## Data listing

>> Begin

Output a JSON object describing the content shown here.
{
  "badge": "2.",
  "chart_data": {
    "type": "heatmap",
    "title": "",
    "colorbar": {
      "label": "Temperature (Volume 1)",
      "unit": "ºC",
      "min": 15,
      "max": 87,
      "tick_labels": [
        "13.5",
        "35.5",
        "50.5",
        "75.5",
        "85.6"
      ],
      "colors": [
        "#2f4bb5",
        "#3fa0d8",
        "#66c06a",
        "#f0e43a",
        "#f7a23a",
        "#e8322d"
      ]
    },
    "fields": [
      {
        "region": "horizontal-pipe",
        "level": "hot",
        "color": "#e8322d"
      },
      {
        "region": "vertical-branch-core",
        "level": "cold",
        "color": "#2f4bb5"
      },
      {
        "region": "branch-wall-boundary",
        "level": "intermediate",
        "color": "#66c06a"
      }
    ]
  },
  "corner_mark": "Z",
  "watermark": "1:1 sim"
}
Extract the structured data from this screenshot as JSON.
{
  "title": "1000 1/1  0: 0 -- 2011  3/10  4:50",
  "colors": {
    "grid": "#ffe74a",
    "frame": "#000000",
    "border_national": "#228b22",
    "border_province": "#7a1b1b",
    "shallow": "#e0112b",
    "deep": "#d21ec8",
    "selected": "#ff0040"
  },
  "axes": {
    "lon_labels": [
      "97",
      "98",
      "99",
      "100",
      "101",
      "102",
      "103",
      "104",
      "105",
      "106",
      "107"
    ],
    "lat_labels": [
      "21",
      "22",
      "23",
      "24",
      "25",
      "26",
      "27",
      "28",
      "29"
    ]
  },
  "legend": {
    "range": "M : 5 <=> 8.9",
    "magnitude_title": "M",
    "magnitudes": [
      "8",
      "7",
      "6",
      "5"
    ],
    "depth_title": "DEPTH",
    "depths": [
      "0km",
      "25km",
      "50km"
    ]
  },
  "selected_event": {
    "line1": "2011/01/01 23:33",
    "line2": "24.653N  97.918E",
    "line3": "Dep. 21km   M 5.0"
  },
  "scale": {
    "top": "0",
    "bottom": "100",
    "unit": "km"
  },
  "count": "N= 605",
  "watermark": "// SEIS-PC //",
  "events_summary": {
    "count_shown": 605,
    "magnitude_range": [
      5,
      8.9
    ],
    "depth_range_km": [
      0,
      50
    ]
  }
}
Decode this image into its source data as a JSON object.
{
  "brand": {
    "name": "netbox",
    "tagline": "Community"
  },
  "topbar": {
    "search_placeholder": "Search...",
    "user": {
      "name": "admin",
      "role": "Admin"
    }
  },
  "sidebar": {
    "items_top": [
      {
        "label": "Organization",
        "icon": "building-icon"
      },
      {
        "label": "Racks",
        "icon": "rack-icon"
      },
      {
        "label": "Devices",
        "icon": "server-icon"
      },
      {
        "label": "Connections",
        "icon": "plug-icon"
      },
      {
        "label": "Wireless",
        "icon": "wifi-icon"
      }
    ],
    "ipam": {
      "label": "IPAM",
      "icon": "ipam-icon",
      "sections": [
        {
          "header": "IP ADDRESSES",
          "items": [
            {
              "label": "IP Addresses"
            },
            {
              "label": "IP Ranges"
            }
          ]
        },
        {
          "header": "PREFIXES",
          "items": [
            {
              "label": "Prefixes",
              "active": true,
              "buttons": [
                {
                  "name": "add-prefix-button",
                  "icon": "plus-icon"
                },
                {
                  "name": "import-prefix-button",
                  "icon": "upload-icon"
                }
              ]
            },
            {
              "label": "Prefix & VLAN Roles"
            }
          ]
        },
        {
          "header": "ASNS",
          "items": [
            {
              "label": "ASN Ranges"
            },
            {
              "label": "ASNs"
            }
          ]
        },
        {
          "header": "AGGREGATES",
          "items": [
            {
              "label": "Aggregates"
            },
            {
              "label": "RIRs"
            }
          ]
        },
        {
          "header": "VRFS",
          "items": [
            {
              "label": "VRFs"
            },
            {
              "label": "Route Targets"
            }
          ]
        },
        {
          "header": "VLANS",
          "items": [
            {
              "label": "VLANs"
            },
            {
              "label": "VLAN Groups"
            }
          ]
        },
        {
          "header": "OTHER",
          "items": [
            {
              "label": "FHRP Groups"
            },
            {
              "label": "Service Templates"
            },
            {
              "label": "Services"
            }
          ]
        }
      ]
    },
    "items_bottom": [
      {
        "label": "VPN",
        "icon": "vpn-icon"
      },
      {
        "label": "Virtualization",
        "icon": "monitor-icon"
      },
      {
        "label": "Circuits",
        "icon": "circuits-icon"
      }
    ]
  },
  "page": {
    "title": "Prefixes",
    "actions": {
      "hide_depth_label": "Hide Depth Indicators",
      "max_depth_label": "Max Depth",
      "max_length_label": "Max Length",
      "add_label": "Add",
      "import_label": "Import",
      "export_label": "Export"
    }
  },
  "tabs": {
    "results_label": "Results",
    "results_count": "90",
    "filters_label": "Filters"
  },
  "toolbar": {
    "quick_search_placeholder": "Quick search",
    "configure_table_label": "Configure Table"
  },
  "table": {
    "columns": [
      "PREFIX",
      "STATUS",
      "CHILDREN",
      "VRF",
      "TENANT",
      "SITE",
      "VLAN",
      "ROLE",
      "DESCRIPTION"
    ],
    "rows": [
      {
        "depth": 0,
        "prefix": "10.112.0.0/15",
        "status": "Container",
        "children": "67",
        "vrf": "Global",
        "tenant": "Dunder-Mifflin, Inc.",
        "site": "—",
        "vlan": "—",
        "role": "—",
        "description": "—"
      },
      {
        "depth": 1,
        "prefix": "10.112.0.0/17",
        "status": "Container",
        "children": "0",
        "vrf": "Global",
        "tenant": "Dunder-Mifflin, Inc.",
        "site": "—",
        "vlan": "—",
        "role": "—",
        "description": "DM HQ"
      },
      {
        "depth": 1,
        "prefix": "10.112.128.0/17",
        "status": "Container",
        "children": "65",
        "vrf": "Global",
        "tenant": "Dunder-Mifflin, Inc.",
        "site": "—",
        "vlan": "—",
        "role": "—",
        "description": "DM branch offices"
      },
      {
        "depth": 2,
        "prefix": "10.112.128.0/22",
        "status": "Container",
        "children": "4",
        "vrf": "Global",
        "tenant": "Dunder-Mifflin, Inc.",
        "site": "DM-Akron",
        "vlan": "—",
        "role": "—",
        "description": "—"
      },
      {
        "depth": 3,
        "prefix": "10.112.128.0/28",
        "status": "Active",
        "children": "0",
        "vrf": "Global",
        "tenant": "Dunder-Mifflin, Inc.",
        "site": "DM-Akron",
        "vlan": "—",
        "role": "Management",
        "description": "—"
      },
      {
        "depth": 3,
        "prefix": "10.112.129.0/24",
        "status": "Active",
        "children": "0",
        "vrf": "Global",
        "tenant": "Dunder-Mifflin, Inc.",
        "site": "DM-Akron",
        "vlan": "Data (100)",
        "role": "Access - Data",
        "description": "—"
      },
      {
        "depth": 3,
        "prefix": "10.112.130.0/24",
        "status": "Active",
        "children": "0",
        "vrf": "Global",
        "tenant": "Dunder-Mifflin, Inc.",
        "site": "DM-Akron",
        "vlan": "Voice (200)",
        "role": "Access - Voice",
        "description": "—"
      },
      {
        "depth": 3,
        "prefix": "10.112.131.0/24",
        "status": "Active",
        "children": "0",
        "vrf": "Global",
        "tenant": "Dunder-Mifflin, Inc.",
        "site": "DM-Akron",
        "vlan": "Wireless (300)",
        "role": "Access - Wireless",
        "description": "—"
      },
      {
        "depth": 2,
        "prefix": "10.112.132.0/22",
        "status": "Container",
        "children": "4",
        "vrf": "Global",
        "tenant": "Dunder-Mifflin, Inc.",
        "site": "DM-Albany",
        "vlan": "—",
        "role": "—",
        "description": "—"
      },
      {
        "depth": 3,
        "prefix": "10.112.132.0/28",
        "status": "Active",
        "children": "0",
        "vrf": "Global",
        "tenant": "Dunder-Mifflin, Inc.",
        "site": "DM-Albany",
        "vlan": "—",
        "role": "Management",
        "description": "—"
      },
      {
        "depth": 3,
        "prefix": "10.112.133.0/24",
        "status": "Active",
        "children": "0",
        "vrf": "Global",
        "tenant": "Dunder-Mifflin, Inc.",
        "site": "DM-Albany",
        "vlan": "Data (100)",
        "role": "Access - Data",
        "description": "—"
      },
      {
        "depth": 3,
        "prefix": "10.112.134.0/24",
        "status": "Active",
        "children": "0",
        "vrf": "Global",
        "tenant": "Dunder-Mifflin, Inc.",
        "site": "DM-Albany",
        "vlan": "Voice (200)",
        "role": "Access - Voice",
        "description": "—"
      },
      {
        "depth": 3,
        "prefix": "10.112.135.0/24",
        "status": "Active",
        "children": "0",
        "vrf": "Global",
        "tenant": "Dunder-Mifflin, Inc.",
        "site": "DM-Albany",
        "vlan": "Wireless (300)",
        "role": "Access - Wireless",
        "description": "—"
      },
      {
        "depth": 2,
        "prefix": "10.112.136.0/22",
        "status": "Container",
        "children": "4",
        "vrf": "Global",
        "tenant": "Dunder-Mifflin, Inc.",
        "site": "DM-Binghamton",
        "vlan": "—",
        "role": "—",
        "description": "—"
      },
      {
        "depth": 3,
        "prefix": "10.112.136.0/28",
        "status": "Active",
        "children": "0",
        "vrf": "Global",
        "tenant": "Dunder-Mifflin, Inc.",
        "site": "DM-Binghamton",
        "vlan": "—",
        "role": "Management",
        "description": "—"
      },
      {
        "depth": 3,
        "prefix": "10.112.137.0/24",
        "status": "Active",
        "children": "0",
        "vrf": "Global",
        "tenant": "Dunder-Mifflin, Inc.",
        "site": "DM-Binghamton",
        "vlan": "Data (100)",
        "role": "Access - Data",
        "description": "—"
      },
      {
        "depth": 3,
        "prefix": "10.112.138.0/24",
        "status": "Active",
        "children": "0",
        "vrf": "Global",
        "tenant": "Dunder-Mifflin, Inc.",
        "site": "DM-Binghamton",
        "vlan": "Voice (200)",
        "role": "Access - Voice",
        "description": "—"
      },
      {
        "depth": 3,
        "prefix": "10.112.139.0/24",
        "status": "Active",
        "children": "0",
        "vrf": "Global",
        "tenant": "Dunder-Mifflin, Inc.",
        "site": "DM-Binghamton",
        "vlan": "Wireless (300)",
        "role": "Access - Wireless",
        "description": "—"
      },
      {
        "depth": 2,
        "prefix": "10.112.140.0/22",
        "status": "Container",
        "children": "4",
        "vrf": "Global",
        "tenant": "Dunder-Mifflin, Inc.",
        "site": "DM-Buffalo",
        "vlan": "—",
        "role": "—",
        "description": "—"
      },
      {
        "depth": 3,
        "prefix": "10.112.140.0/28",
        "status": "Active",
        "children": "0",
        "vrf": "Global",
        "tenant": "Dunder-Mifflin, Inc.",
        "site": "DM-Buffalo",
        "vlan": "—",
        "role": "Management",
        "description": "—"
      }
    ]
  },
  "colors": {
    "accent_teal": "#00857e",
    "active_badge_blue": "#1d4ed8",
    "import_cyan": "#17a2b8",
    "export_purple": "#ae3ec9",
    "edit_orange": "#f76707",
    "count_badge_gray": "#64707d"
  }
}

>> End

## To do
Leave out every line without the string "branch" and copy the rest.

## Completed exercise
        "region": "vertical-branch-core",
        "region": "branch-wall-boundary",
        "description": "DM branch offices"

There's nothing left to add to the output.